WHAT IS ASKED: The data below must be copied in full and without any change.

_ _ _ _ _

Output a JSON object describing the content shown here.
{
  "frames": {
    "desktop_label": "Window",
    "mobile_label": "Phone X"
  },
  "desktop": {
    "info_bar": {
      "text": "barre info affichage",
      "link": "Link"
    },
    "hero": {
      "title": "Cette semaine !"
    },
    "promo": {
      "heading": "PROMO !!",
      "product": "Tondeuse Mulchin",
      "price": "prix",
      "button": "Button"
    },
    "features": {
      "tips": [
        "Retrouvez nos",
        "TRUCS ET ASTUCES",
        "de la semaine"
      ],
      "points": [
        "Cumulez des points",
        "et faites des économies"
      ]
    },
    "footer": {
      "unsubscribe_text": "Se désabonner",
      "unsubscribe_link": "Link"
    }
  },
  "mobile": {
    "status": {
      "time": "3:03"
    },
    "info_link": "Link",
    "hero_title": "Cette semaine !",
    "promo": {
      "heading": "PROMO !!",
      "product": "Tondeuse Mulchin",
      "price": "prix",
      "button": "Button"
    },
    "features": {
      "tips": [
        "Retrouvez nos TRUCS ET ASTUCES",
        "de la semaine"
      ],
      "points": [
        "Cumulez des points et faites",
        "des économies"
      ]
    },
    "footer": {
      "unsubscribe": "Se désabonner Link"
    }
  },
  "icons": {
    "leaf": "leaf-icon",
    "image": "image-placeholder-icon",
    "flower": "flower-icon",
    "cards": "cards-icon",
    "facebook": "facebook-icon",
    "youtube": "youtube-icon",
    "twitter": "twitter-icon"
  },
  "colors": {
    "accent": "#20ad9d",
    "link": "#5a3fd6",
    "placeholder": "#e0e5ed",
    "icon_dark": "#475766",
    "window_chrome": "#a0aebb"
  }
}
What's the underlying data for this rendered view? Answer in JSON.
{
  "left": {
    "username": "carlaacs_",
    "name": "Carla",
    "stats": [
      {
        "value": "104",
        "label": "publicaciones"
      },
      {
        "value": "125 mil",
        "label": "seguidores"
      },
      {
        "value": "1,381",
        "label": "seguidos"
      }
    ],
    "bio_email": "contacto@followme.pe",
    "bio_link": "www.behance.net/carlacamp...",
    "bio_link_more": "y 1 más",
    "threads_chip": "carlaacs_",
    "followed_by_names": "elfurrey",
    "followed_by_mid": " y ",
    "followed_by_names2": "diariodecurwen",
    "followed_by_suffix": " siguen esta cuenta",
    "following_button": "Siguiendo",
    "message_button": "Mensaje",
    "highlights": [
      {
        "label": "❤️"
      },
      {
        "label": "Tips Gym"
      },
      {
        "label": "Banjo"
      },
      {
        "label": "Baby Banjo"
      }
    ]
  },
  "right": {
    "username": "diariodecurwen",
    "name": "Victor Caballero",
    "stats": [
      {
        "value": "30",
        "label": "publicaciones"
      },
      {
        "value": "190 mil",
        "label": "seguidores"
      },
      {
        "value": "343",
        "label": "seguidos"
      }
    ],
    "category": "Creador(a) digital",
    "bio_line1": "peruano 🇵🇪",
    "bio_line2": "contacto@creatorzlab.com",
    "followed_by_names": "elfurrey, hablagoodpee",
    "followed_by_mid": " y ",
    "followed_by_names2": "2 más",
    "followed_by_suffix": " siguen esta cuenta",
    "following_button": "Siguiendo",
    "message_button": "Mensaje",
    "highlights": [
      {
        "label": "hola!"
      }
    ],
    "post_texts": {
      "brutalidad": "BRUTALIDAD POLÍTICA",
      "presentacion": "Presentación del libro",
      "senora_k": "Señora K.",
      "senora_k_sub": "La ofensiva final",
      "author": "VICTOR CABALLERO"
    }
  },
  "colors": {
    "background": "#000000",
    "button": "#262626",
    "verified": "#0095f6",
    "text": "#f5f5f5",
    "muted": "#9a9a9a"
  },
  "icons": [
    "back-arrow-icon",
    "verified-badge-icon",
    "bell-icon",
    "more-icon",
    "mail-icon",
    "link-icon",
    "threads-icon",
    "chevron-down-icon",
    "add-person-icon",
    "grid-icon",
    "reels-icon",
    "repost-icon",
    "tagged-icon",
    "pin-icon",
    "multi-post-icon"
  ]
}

_ _ _ _ _

EXPECTED ANSWER:
Output a JSON object describing the content shown here.
{
  "frames": {
    "desktop_label": "Window",
    "mobile_label": "Phone X"
  },
  "desktop": {
    "info_bar": {
      "text": "barre info affichage",
      "link": "Link"
    },
    "hero": {
      "title": "Cette semaine !"
    },
    "promo": {
      "heading": "PROMO !!",
      "product": "Tondeuse Mulchin",
      "price": "prix",
      "button": "Button"
    },
    "features": {
      "tips": [
        "Retrouvez nos",
        "TRUCS ET ASTUCES",
        "de la semaine"
      ],
      "points": [
        "Cumulez des points",
        "et faites des économies"
      ]
    },
    "footer": {
      "unsubscribe_text": "Se désabonner",
      "unsubscribe_link": "Link"
    }
  },
  "mobile": {
    "status": {
      "time": "3:03"
    },
    "info_link": "Link",
    "hero_title": "Cette semaine !",
    "promo": {
      "heading": "PROMO !!",
      "product": "Tondeuse Mulchin",
      "price": "prix",
      "button": "Button"
    },
    "features": {
      "tips": [
        "Retrouvez nos TRUCS ET ASTUCES",
        "de la semaine"
      ],
      "points": [
        "Cumulez des points et faites",
        "des économies"
      ]
    },
    "footer": {
      "unsubscribe": "Se désabonner Link"
    }
  },
  "icons": {
    "leaf": "leaf-icon",
    "image": "image-placeholder-icon",
    "flower": "flower-icon",
    "cards": "cards-icon",
    "facebook": "facebook-icon",
    "youtube": "youtube-icon",
    "twitter": "twitter-icon"
  },
  "colors": {
    "accent": "#20ad9d",
    "link": "#5a3fd6",
    "placeholder": "#e0e5ed",
    "icon_dark": "#475766",
    "window_chrome": "#a0aebb"
  }
}
What's the underlying data for this rendered view? Answer in JSON.
{
  "left": {
    "username": "carlaacs_",
    "name": "Carla",
    "stats": [
      {
        "value": "104",
        "label": "publicaciones"
      },
      {
        "value": "125 mil",
        "label": "seguidores"
      },
      {
        "value": "1,381",
        "label": "seguidos"
      }
    ],
    "bio_email": "contacto@followme.pe",
    "bio_link": "www.behance.net/carlacamp...",
    "bio_link_more": "y 1 más",
    "threads_chip": "carlaacs_",
    "followed_by_names": "elfurrey",
    "followed_by_mid": " y ",
    "followed_by_names2": "diariodecurwen",
    "followed_by_suffix": " siguen esta cuenta",
    "following_button": "Siguiendo",
    "message_button": "Mensaje",
    "highlights": [
      {
        "label": "❤️"
      },
      {
        "label": "Tips Gym"
      },
      {
        "label": "Banjo"
      },
      {
        "label": "Baby Banjo"
      }
    ]
  },
  "right": {
    "username": "diariodecurwen",
    "name": "Victor Caballero",
    "stats": [
      {
        "value": "30",
        "label": "publicaciones"
      },
      {
        "value": "190 mil",
        "label": "seguidores"
      },
      {
        "value": "343",
        "label": "seguidos"
      }
    ],
    "category": "Creador(a) digital",
    "bio_line1": "peruano 🇵🇪",
    "bio_line2": "contacto@creatorzlab.com",
    "followed_by_names": "elfurrey, hablagoodpee",
    "followed_by_mid": " y ",
    "followed_by_names2": "2 más",
    "followed_by_suffix": " siguen esta cuenta",
    "following_button": "Siguiendo",
    "message_button": "Mensaje",
    "highlights": [
      {
        "label": "hola!"
      }
    ],
    "post_texts": {
      "brutalidad": "BRUTALIDAD POLÍTICA",
      "presentacion": "Presentación del libro",
      "senora_k": "Señora K.",
      "senora_k_sub": "La ofensiva final",
      "author": "VICTOR CABALLERO"
    }
  },
  "colors": {
    "background": "#000000",
    "button": "#262626",
    "verified": "#0095f6",
    "text": "#f5f5f5",
    "muted": "#9a9a9a"
  },
  "icons": [
    "back-arrow-icon",
    "verified-badge-icon",
    "bell-icon",
    "more-icon",
    "mail-icon",
    "link-icon",
    "threads-icon",
    "chevron-down-icon",
    "add-person-icon",
    "grid-icon",
    "reels-icon",
    "repost-icon",
    "tagged-icon",
    "pin-icon",
    "multi-post-icon"
  ]
}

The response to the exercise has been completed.